What is expected: Determine which lines of the records include the word "this", and copy them.

::::::::::

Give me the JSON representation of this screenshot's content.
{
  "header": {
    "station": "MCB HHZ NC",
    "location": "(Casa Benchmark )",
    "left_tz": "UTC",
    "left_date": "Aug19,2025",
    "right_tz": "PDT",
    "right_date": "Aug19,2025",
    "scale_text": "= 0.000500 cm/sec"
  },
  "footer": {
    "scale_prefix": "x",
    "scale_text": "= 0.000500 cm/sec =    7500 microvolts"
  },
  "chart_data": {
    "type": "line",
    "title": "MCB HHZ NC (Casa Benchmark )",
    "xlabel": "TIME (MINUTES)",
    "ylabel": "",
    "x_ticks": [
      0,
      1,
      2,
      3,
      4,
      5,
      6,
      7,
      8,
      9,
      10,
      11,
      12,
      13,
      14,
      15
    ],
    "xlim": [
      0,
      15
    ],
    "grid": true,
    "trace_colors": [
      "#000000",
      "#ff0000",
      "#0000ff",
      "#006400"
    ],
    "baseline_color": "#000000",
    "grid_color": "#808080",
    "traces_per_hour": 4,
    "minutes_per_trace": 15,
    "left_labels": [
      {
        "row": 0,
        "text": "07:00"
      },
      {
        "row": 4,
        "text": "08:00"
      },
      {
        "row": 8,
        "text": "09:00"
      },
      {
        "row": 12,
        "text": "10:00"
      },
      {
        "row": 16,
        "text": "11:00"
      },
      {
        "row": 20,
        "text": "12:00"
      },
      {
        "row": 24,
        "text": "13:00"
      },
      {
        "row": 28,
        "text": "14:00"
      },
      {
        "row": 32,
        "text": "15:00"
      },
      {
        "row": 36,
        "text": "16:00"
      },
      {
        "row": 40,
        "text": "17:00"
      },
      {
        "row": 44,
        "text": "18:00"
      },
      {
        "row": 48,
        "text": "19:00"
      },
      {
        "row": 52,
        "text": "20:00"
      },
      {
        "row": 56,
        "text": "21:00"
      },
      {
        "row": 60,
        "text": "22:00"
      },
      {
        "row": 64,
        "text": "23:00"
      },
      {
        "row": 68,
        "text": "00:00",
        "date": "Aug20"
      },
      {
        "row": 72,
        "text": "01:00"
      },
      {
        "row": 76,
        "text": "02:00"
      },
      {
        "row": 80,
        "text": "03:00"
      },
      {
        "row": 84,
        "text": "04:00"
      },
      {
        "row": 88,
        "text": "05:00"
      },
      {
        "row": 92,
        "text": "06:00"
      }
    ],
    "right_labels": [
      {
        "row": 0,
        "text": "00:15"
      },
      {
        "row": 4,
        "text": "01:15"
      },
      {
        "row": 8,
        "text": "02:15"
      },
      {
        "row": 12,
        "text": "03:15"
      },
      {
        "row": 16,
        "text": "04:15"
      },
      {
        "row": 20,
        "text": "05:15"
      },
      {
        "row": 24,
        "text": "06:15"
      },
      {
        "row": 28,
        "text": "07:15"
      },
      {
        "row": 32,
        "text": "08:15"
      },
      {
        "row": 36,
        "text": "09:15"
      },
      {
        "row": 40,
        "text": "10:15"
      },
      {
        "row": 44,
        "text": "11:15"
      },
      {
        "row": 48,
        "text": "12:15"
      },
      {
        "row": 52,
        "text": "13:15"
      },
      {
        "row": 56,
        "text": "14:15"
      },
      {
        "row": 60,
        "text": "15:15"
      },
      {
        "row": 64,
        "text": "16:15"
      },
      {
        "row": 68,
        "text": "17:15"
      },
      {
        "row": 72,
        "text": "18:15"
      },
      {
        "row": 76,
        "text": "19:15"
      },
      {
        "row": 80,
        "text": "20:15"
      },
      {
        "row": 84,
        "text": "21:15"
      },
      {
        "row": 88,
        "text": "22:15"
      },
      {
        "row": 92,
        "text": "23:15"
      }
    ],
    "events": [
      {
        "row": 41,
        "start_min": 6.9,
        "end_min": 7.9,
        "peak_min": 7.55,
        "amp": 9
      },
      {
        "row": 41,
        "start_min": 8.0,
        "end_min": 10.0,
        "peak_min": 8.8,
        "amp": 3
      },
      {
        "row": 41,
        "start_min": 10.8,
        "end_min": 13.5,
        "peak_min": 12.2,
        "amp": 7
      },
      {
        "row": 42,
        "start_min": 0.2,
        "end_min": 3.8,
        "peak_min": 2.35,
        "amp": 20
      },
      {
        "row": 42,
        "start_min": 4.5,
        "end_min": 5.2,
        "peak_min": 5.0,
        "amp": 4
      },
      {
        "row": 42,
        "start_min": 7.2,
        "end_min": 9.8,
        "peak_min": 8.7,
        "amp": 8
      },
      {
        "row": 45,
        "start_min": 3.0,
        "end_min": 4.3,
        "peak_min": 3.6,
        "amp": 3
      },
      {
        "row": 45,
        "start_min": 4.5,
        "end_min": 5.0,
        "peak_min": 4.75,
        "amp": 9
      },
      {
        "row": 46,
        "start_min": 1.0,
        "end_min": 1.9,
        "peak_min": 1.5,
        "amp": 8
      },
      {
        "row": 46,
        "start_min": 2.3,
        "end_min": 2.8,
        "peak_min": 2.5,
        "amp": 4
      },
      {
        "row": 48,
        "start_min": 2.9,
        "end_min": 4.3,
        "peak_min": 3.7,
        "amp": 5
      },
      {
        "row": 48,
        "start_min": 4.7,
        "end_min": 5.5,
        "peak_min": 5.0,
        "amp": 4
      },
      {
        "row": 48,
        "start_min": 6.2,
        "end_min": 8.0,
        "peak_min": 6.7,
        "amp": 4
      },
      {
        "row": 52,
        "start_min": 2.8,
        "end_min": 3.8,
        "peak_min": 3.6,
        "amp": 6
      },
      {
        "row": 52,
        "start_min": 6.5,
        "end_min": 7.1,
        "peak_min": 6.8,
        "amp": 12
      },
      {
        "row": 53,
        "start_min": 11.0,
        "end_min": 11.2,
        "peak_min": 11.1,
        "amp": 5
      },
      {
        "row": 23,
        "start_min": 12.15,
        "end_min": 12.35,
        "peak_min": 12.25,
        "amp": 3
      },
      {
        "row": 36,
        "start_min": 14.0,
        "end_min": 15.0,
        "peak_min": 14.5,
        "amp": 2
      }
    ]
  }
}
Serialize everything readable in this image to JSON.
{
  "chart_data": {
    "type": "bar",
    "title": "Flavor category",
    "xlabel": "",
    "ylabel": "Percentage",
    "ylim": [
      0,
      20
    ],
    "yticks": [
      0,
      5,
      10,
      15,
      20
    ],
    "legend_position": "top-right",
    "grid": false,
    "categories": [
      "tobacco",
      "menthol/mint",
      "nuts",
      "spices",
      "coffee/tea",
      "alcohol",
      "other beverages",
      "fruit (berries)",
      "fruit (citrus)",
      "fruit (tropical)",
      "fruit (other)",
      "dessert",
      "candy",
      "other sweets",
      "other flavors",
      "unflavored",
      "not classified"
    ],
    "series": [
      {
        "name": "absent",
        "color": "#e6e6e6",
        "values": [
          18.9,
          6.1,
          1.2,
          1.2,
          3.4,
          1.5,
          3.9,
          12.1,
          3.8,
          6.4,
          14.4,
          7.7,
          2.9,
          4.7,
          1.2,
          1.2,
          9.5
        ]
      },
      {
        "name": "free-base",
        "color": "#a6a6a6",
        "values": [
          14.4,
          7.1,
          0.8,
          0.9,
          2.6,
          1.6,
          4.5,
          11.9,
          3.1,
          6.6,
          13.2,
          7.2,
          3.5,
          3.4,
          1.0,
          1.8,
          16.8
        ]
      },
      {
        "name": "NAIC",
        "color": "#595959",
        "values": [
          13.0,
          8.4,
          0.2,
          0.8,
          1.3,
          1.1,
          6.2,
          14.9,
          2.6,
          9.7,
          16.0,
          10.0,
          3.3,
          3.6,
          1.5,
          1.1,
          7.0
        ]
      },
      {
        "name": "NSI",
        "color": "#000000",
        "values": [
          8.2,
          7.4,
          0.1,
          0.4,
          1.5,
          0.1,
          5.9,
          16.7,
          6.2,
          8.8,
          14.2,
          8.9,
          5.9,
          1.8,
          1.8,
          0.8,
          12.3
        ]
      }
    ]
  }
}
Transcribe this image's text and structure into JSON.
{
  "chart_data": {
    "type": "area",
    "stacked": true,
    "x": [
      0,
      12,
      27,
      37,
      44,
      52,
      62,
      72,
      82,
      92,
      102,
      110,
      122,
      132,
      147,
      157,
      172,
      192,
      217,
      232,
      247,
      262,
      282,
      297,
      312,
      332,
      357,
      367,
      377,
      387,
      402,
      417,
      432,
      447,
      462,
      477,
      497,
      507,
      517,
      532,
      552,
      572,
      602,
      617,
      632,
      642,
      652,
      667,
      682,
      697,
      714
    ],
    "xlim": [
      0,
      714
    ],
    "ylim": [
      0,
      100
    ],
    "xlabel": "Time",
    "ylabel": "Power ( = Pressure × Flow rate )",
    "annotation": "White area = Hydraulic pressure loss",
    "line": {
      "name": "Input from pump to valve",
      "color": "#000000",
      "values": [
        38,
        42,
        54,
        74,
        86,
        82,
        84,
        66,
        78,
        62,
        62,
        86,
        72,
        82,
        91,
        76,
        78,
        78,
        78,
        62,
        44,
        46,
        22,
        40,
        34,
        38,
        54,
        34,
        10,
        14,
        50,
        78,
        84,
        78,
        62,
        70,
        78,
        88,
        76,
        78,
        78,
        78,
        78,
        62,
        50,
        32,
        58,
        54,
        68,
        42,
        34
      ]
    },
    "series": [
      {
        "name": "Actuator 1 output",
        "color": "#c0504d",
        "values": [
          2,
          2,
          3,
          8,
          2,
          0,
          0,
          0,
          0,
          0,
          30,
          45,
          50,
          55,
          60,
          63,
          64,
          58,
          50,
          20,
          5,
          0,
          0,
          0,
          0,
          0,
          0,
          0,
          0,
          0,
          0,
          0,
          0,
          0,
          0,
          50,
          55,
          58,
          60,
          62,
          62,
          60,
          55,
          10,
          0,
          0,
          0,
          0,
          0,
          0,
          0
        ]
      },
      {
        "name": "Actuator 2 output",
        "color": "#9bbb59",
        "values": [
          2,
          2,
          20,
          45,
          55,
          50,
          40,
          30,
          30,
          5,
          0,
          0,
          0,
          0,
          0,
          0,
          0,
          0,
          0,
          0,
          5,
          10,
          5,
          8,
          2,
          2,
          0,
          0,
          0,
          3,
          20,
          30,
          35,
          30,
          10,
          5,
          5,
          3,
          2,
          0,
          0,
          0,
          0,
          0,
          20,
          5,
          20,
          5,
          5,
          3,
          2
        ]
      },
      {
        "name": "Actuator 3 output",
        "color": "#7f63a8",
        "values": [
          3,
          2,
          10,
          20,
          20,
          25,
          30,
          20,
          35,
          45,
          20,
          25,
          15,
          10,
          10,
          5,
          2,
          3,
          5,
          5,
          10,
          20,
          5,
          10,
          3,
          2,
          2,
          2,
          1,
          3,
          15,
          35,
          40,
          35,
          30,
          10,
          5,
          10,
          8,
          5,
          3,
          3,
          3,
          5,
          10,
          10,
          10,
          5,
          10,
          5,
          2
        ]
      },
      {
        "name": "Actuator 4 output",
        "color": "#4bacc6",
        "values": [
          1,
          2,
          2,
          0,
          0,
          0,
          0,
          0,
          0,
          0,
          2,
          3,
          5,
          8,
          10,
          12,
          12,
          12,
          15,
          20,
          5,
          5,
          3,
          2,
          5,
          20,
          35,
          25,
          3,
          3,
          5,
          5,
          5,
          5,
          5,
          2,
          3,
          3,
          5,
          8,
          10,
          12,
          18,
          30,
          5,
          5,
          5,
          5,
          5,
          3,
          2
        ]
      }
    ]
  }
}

::::::::::

Solution below:
Give me the JSON representation of this screenshot's content.
Serialize everything readable in this image to JSON.
Transcribe this image's text and structure into JSON.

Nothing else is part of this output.